● BRIEF: Read the lines that follow and pick out every one containing the word "statements".

● GIVEN DATA:
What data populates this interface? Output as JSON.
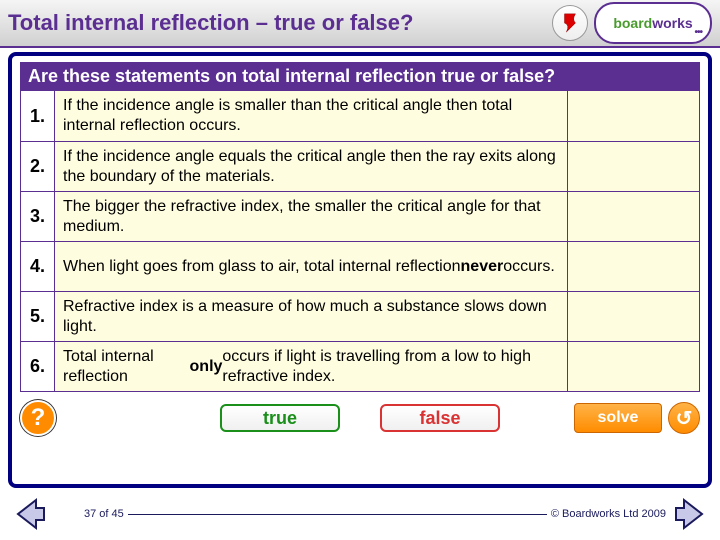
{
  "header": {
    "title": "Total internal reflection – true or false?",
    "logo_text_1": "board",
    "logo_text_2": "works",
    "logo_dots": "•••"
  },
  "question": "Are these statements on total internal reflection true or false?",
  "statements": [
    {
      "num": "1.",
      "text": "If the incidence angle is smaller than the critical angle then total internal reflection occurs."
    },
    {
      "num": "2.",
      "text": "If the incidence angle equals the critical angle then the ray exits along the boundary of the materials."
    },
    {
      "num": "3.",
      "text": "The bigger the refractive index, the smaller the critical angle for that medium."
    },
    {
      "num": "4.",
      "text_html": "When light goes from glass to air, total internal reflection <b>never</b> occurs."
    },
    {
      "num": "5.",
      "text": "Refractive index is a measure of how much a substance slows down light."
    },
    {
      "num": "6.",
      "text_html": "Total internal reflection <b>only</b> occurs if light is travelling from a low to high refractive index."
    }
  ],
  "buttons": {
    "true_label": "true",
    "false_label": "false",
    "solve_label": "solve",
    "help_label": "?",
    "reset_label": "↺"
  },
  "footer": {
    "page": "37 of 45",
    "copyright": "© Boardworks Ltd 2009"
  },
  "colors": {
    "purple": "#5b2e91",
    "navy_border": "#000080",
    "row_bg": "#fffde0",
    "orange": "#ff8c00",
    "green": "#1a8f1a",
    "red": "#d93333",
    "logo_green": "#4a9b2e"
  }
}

● RESULT BELOW:
  "question": "Are these statements on total internal reflection true or false?",
  "statements": [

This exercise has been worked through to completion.